- **PROBLEM REQUIREMENTS**
Work out how many lines include "name" and answer with that number only.

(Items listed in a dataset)
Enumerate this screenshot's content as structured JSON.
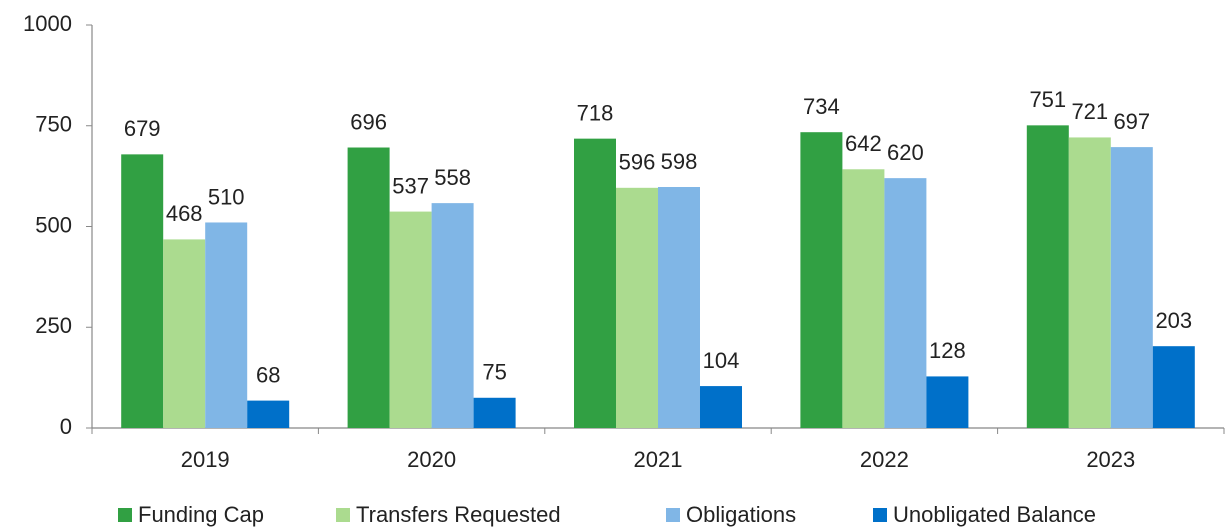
{
  "chart_data": {
    "type": "bar",
    "categories": [
      "2019",
      "2020",
      "2021",
      "2022",
      "2023"
    ],
    "series": [
      {
        "name": "Funding Cap",
        "color": "#31a043",
        "values": [
          679,
          696,
          718,
          734,
          751
        ]
      },
      {
        "name": "Transfers Requested",
        "color": "#abdb8f",
        "values": [
          468,
          537,
          596,
          642,
          721
        ]
      },
      {
        "name": "Obligations",
        "color": "#80b6e6",
        "values": [
          510,
          558,
          598,
          620,
          697
        ]
      },
      {
        "name": "Unobligated Balance",
        "color": "#0070c9",
        "values": [
          68,
          75,
          104,
          128,
          203
        ]
      }
    ],
    "ylim": [
      0,
      1000
    ],
    "yticks": [
      0,
      250,
      500,
      750,
      1000
    ],
    "legend": "bottom"
  }
}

- **REPLY TO THE TASK**
4